Write out the full set of records below exactly.

## BEGIN SOURCE DATA

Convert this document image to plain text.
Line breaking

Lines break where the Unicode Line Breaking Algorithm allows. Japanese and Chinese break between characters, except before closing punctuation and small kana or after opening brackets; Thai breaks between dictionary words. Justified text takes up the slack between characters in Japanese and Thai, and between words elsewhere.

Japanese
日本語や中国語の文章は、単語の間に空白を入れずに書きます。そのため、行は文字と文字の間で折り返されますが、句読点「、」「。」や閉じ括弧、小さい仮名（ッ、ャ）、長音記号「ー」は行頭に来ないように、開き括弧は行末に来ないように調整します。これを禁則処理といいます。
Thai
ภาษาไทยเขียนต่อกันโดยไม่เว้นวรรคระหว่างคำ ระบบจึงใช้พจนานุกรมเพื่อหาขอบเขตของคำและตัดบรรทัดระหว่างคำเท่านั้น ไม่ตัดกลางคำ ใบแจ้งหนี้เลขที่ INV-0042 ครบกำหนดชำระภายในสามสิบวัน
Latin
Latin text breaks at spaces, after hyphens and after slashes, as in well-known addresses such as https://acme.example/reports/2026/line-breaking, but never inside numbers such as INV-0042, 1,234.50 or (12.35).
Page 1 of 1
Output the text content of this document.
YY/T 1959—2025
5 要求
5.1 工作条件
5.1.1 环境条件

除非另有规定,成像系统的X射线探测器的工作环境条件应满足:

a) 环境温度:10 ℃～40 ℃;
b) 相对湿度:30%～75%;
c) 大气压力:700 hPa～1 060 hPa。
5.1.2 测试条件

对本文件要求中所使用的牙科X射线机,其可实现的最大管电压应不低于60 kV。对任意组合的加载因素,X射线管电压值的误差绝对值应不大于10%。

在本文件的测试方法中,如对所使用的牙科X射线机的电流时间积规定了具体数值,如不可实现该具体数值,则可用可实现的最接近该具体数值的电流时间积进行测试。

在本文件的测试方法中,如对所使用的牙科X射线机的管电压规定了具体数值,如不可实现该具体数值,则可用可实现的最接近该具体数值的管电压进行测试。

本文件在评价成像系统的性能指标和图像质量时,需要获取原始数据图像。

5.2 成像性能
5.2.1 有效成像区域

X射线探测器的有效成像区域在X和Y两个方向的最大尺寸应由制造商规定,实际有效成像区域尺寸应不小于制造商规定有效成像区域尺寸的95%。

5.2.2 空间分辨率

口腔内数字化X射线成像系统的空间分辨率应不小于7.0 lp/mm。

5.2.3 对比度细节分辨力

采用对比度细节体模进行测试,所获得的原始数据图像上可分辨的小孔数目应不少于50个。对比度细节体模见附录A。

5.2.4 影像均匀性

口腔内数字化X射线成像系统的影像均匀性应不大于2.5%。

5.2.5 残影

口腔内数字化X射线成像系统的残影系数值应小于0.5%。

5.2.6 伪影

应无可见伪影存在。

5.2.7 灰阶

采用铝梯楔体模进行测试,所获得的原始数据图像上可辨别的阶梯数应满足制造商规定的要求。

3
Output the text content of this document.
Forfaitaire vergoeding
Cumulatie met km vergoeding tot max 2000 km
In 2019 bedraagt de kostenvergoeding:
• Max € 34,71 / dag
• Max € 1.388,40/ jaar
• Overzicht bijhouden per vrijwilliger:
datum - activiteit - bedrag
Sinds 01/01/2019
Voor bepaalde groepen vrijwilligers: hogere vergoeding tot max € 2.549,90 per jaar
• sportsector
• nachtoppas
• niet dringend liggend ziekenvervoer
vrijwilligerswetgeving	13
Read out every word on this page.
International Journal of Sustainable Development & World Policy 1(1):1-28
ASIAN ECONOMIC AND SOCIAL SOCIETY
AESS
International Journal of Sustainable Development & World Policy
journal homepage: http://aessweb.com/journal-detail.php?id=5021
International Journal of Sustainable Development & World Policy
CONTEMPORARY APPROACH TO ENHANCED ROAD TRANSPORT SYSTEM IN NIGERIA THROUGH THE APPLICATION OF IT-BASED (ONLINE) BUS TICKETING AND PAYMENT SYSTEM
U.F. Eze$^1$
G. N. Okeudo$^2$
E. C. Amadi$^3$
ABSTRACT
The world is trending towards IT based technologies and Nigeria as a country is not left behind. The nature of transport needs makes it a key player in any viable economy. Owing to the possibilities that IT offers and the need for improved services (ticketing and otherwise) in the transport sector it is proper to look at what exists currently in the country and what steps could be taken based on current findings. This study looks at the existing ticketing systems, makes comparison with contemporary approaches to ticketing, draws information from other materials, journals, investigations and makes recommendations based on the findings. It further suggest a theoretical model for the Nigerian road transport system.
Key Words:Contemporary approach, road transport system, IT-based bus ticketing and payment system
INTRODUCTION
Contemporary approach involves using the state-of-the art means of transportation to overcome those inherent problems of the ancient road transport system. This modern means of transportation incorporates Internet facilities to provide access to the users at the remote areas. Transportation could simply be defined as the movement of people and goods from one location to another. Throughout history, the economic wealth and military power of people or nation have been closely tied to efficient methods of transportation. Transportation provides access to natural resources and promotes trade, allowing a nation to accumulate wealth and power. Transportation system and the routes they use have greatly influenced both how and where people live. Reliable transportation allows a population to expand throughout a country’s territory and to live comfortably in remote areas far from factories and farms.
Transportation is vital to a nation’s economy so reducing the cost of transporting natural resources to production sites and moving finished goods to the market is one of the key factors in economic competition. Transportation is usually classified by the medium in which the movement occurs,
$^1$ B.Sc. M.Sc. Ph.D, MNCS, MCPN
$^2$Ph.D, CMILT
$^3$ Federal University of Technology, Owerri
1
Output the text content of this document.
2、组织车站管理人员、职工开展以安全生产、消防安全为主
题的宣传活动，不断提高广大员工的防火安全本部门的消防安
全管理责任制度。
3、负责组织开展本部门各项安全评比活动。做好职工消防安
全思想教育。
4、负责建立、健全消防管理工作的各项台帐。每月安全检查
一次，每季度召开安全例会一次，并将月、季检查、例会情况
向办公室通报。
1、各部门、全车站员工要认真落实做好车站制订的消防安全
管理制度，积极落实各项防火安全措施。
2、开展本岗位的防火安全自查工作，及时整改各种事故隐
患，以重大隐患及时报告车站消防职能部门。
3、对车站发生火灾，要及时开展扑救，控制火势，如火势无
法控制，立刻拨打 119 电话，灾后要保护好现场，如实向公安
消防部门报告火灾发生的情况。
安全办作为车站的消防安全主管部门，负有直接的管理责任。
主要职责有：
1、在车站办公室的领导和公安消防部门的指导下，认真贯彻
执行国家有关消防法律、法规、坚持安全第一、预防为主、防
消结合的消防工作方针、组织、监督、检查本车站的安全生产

## END SOURCE DATA

SOLUTION TO THIS TASK:
Convert this document image to plain text.
Line breaking

Lines break where the Unicode Line Breaking Algorithm allows. Japanese and Chinese break between characters, except before closing punctuation and small kana or after opening brackets; Thai breaks between dictionary words. Justified text takes up the slack between characters in Japanese and Thai, and between words elsewhere.

Japanese
日本語や中国語の文章は、単語の間に空白を入れずに書きます。そのため、行は文字と文字の間で折り返されますが、句読点「、」「。」や閉じ括弧、小さい仮名（ッ、ャ）、長音記号「ー」は行頭に来ないように、開き括弧は行末に来ないように調整します。これを禁則処理といいます。
Thai
ภาษาไทยเขียนต่อกันโดยไม่เว้นวรรคระหว่างคำ ระบบจึงใช้พจนานุกรมเพื่อหาขอบเขตของคำและตัดบรรทัดระหว่างคำเท่านั้น ไม่ตัดกลางคำ ใบแจ้งหนี้เลขที่ INV-0042 ครบกำหนดชำระภายในสามสิบวัน
Latin
Latin text breaks at spaces, after hyphens and after slashes, as in well-known addresses such as https://acme.example/reports/2026/line-breaking, but never inside numbers such as INV-0042, 1,234.50 or (12.35).
Page 1 of 1
Output the text content of this document.
YY/T 1959—2025
5 要求
5.1 工作条件
5.1.1 环境条件

除非另有规定,成像系统的X射线探测器的工作环境条件应满足:

a) 环境温度:10 ℃～40 ℃;
b) 相对湿度:30%～75%;
c) 大气压力:700 hPa～1 060 hPa。
5.1.2 测试条件

对本文件要求中所使用的牙科X射线机,其可实现的最大管电压应不低于60 kV。对任意组合的加载因素,X射线管电压值的误差绝对值应不大于10%。

在本文件的测试方法中,如对所使用的牙科X射线机的电流时间积规定了具体数值,如不可实现该具体数值,则可用可实现的最接近该具体数值的电流时间积进行测试。

在本文件的测试方法中,如对所使用的牙科X射线机的管电压规定了具体数值,如不可实现该具体数值,则可用可实现的最接近该具体数值的管电压进行测试。

本文件在评价成像系统的性能指标和图像质量时,需要获取原始数据图像。

5.2 成像性能
5.2.1 有效成像区域

X射线探测器的有效成像区域在X和Y两个方向的最大尺寸应由制造商规定,实际有效成像区域尺寸应不小于制造商规定有效成像区域尺寸的95%。

5.2.2 空间分辨率

口腔内数字化X射线成像系统的空间分辨率应不小于7.0 lp/mm。

5.2.3 对比度细节分辨力

采用对比度细节体模进行测试,所获得的原始数据图像上可分辨的小孔数目应不少于50个。对比度细节体模见附录A。

5.2.4 影像均匀性

口腔内数字化X射线成像系统的影像均匀性应不大于2.5%。

5.2.5 残影

口腔内数字化X射线成像系统的残影系数值应小于0.5%。

5.2.6 伪影

应无可见伪影存在。

5.2.7 灰阶

采用铝梯楔体模进行测试,所获得的原始数据图像上可辨别的阶梯数应满足制造商规定的要求。

3
Output the text content of this document.
Forfaitaire vergoeding
Cumulatie met km vergoeding tot max 2000 km
In 2019 bedraagt de kostenvergoeding:
• Max € 34,71 / dag
• Max € 1.388,40/ jaar
• Overzicht bijhouden per vrijwilliger:
datum - activiteit - bedrag
Sinds 01/01/2019
Voor bepaalde groepen vrijwilligers: hogere vergoeding tot max € 2.549,90 per jaar
• sportsector
• nachtoppas
• niet dringend liggend ziekenvervoer
vrijwilligerswetgeving	13
Read out every word on this page.
International Journal of Sustainable Development & World Policy 1(1):1-28
ASIAN ECONOMIC AND SOCIAL SOCIETY
AESS
International Journal of Sustainable Development & World Policy
journal homepage: http://aessweb.com/journal-detail.php?id=5021
International Journal of Sustainable Development & World Policy
CONTEMPORARY APPROACH TO ENHANCED ROAD TRANSPORT SYSTEM IN NIGERIA THROUGH THE APPLICATION OF IT-BASED (ONLINE) BUS TICKETING AND PAYMENT SYSTEM
U.F. Eze$^1$
G. N. Okeudo$^2$
E. C. Amadi$^3$
ABSTRACT
The world is trending towards IT based technologies and Nigeria as a country is not left behind. The nature of transport needs makes it a key player in any viable economy. Owing to the possibilities that IT offers and the need for improved services (ticketing and otherwise) in the transport sector it is proper to look at what exists currently in the country and what steps could be taken based on current findings. This study looks at the existing ticketing systems, makes comparison with contemporary approaches to ticketing, draws information from other materials, journals, investigations and makes recommendations based on the findings. It further suggest a theoretical model for the Nigerian road transport system.
Key Words:Contemporary approach, road transport system, IT-based bus ticketing and payment system
INTRODUCTION
Contemporary approach involves using the state-of-the art means of transportation to overcome those inherent problems of the ancient road transport system. This modern means of transportation incorporates Internet facilities to provide access to the users at the remote areas. Transportation could simply be defined as the movement of people and goods from one location to another. Throughout history, the economic wealth and military power of people or nation have been closely tied to efficient methods of transportation. Transportation provides access to natural resources and promotes trade, allowing a nation to accumulate wealth and power. Transportation system and the routes they use have greatly influenced both how and where people live. Reliable transportation allows a population to expand throughout a country’s territory and to live comfortably in remote areas far from factories and farms.
Transportation is vital to a nation’s economy so reducing the cost of transporting natural resources to production sites and moving finished goods to the market is one of the key factors in economic competition. Transportation is usually classified by the medium in which the movement occurs,
$^1$ B.Sc. M.Sc. Ph.D, MNCS, MCPN
$^2$Ph.D, CMILT
$^3$ Federal University of Technology, Owerri
1
Output the text content of this document.
2、组织车站管理人员、职工开展以安全生产、消防安全为主
题的宣传活动，不断提高广大员工的防火安全本部门的消防安
全管理责任制度。
3、负责组织开展本部门各项安全评比活动。做好职工消防安
全思想教育。
4、负责建立、健全消防管理工作的各项台帐。每月安全检查
一次，每季度召开安全例会一次，并将月、季检查、例会情况
向办公室通报。
1、各部门、全车站员工要认真落实做好车站制订的消防安全
管理制度，积极落实各项防火安全措施。
2、开展本岗位的防火安全自查工作，及时整改各种事故隐
患，以重大隐患及时报告车站消防职能部门。
3、对车站发生火灾，要及时开展扑救，控制火势，如火势无
法控制，立刻拨打 119 电话，灾后要保护好现场，如实向公安
消防部门报告火灾发生的情况。
安全办作为车站的消防安全主管部门，负有直接的管理责任。
主要职责有：
1、在车站办公室的领导和公安消防部门的指导下，认真贯彻
执行国家有关消防法律、法规、坚持安全第一、预防为主、防
消结合的消防工作方针、组织、监督、检查本车站的安全生产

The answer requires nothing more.